What the task asks: Give the count of lines in the data that include "caption", with no other words.

Data to process:
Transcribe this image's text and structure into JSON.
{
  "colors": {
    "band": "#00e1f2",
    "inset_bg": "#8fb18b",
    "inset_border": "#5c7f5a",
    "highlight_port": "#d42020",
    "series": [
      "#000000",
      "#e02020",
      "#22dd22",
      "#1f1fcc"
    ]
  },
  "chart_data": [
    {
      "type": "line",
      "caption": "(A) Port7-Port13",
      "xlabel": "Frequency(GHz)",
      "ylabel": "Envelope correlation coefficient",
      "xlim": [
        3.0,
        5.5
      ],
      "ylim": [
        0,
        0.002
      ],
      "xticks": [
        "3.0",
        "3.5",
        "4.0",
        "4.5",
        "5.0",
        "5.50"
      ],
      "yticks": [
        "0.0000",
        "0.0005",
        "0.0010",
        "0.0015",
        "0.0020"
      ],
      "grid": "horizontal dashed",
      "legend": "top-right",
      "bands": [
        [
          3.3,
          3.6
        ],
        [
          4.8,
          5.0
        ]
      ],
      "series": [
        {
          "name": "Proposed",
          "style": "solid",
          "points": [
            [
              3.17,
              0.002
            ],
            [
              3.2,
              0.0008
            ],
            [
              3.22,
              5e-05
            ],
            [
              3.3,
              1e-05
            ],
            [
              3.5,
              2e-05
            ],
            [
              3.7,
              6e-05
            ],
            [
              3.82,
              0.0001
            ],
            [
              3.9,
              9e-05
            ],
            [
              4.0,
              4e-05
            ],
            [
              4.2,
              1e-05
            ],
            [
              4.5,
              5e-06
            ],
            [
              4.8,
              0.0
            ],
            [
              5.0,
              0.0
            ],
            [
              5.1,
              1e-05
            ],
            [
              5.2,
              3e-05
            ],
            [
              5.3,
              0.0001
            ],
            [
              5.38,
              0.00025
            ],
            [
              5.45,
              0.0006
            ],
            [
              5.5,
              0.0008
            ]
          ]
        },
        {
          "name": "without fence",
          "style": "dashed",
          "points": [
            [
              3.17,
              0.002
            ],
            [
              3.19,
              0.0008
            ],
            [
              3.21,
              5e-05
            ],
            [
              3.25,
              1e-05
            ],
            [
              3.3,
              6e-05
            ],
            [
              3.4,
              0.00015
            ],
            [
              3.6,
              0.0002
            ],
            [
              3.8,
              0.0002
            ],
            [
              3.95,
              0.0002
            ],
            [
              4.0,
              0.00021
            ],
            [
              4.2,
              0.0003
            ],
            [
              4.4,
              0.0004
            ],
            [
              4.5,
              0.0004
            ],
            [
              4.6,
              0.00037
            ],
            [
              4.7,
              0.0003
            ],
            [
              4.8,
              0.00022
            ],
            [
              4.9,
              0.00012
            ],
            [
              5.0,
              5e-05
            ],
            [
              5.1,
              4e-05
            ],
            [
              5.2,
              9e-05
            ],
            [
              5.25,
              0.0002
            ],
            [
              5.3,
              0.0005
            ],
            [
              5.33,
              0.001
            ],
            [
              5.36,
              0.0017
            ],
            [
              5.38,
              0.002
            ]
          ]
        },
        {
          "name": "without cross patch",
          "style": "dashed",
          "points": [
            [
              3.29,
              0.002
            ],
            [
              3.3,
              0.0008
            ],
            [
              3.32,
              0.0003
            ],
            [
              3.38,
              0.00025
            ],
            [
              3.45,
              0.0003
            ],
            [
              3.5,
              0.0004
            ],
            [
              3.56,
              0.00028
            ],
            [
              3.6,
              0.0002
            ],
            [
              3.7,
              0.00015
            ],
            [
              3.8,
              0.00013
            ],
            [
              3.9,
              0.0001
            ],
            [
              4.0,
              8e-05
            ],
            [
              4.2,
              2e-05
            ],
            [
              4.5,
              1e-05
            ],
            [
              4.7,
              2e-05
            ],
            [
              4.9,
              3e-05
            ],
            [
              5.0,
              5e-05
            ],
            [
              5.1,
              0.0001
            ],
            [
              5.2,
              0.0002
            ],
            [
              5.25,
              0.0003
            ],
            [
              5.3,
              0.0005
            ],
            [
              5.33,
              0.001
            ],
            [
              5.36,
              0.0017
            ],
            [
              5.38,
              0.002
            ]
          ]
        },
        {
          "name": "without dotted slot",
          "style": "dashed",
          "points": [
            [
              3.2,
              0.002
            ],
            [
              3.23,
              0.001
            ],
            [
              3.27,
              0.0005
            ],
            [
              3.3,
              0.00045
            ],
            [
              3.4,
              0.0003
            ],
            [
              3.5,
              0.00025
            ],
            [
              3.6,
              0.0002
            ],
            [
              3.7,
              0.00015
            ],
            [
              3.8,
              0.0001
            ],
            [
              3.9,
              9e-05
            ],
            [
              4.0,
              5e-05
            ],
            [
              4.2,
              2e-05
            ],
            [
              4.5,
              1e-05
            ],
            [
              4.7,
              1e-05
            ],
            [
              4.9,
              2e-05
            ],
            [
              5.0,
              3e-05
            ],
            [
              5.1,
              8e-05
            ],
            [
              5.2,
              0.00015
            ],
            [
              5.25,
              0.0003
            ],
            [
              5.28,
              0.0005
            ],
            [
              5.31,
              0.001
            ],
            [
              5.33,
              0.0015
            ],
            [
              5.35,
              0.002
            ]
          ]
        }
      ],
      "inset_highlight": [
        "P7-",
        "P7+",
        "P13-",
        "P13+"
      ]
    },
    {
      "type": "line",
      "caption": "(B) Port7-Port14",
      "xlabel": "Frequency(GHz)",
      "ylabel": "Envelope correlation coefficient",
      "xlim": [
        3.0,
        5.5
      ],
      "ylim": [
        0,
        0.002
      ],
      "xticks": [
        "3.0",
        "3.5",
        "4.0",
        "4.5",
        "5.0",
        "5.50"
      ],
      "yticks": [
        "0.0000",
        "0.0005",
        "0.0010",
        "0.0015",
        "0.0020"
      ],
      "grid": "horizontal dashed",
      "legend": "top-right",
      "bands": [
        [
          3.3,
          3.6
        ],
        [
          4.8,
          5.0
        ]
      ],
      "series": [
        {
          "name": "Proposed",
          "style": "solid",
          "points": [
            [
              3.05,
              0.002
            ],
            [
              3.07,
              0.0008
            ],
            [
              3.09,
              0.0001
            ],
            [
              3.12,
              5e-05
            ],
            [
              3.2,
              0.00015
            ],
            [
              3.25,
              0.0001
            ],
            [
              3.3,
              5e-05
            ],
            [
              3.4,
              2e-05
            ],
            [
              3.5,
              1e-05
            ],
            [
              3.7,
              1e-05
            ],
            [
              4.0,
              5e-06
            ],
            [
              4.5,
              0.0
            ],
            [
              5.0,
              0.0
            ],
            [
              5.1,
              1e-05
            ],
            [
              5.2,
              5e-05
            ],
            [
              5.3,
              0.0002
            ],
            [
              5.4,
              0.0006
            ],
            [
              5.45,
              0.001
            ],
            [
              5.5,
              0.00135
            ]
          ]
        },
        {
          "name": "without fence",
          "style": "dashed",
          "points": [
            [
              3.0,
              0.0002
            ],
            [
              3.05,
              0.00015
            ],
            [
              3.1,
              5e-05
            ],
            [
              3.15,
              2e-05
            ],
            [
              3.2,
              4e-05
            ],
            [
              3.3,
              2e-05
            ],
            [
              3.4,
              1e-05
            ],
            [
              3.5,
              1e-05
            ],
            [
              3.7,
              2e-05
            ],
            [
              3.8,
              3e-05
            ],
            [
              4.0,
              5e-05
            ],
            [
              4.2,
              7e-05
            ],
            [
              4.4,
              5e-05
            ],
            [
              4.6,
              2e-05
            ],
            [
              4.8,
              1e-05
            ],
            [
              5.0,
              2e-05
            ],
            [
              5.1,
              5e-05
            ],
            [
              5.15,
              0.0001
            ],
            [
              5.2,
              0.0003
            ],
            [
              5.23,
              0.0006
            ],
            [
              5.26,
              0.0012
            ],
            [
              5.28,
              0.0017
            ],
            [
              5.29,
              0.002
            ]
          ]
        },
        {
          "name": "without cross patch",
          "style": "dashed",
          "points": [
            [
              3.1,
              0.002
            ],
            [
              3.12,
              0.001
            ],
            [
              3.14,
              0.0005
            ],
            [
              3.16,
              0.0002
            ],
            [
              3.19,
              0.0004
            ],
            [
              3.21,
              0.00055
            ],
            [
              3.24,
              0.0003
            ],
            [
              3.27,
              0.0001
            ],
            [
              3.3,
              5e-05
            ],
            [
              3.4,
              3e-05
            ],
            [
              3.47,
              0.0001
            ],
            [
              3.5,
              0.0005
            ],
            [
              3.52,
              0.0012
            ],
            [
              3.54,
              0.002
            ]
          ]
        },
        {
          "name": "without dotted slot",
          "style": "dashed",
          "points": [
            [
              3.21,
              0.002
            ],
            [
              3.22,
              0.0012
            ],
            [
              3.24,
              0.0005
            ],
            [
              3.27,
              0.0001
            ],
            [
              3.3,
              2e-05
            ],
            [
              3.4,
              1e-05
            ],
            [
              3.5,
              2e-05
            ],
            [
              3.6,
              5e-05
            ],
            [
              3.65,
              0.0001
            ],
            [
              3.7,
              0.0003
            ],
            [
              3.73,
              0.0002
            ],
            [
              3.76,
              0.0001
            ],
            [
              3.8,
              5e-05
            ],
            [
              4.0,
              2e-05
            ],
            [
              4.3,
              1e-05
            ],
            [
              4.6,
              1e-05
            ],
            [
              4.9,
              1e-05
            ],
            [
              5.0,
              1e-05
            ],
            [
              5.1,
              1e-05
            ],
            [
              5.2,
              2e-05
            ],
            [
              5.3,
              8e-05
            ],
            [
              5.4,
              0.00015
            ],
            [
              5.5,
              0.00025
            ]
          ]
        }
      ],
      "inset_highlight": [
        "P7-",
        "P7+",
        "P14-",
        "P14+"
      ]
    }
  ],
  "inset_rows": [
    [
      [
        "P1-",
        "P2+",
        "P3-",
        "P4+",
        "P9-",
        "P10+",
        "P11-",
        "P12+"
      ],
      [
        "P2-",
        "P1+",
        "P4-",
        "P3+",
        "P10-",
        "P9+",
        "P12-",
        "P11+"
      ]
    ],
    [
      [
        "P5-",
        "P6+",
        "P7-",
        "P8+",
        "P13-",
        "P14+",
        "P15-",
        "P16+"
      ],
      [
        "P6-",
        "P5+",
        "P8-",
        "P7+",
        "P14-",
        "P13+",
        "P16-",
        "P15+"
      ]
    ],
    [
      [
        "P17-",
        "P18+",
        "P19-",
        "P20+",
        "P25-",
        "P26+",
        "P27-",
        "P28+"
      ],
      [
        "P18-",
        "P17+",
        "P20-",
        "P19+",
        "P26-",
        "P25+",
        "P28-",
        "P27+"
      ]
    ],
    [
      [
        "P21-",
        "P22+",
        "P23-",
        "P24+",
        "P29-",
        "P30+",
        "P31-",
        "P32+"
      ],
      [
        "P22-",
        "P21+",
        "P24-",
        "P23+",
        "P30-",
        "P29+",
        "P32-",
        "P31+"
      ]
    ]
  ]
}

Worked solution: 2